Dataset items:
════
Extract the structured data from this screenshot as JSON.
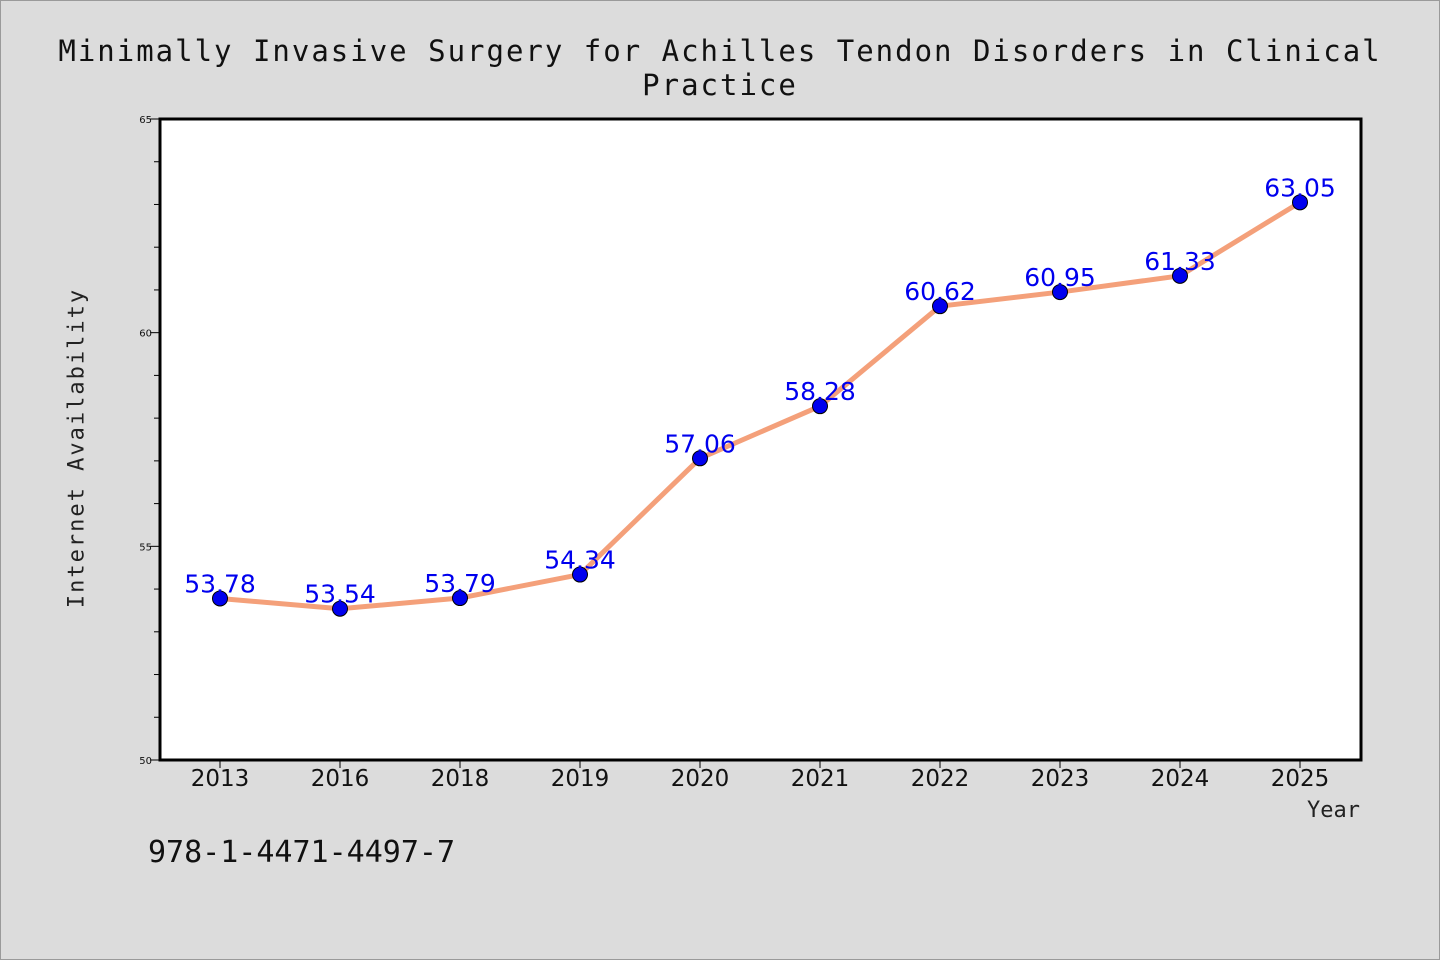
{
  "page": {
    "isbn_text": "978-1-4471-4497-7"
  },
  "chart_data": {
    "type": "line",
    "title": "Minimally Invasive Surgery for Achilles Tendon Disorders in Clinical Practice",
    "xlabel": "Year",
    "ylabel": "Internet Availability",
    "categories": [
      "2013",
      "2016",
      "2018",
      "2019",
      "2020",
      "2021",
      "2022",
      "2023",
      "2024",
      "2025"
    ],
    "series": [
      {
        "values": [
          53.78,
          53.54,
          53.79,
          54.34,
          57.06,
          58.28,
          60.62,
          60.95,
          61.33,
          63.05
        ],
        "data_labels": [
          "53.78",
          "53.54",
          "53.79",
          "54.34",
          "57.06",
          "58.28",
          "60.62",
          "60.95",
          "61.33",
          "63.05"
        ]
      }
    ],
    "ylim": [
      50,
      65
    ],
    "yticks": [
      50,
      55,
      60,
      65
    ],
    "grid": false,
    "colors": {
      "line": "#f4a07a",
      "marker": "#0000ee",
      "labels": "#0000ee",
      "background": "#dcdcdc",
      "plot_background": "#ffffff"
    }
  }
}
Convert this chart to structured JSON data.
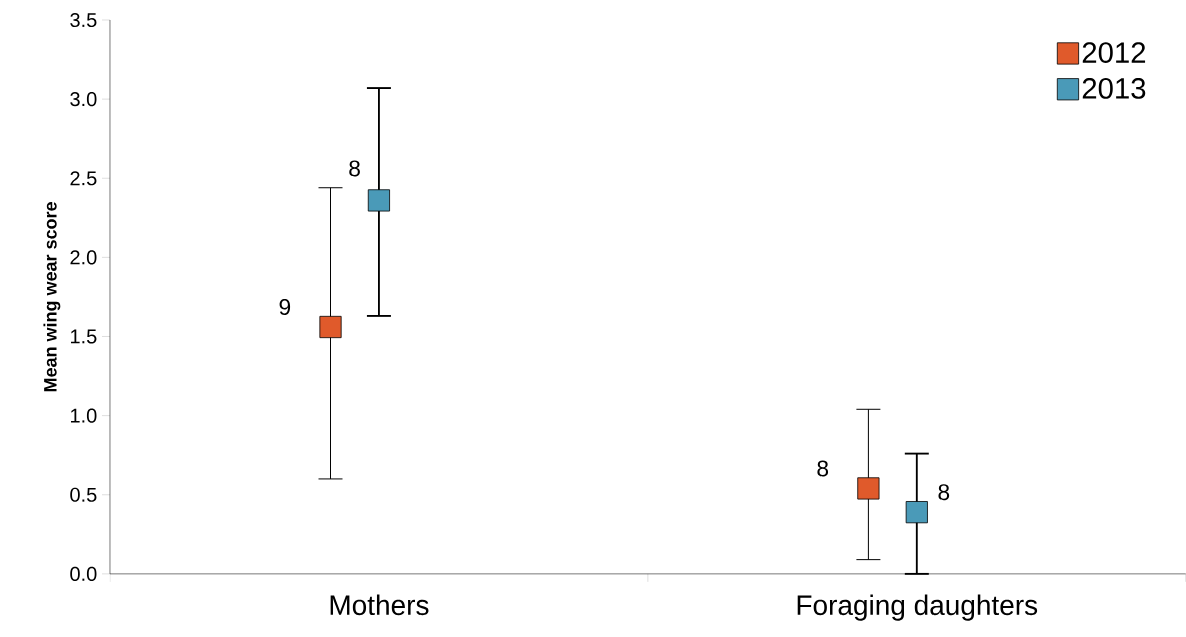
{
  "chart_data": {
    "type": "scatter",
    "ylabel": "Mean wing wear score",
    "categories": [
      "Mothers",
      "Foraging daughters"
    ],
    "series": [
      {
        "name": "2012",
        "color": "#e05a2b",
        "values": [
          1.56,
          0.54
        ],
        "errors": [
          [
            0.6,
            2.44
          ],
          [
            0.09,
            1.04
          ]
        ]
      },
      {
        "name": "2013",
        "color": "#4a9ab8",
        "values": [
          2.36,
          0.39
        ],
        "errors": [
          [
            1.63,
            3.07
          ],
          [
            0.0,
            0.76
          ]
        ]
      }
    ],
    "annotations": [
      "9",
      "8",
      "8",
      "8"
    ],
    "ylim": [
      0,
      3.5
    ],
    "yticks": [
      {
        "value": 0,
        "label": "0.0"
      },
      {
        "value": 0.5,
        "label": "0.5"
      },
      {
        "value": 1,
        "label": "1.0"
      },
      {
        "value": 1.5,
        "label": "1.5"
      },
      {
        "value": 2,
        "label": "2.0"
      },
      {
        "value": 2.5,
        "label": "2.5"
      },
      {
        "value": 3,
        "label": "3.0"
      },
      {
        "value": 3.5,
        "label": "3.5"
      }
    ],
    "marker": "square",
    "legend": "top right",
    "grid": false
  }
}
════
_EXERCISE_: Which lines hold the word "structured"? Copy every one of them.

_ANSWER FOR THIS EXERCISE_:
Extract the structured data from this screenshot as JSON.
Convert this chart to structured JSON data.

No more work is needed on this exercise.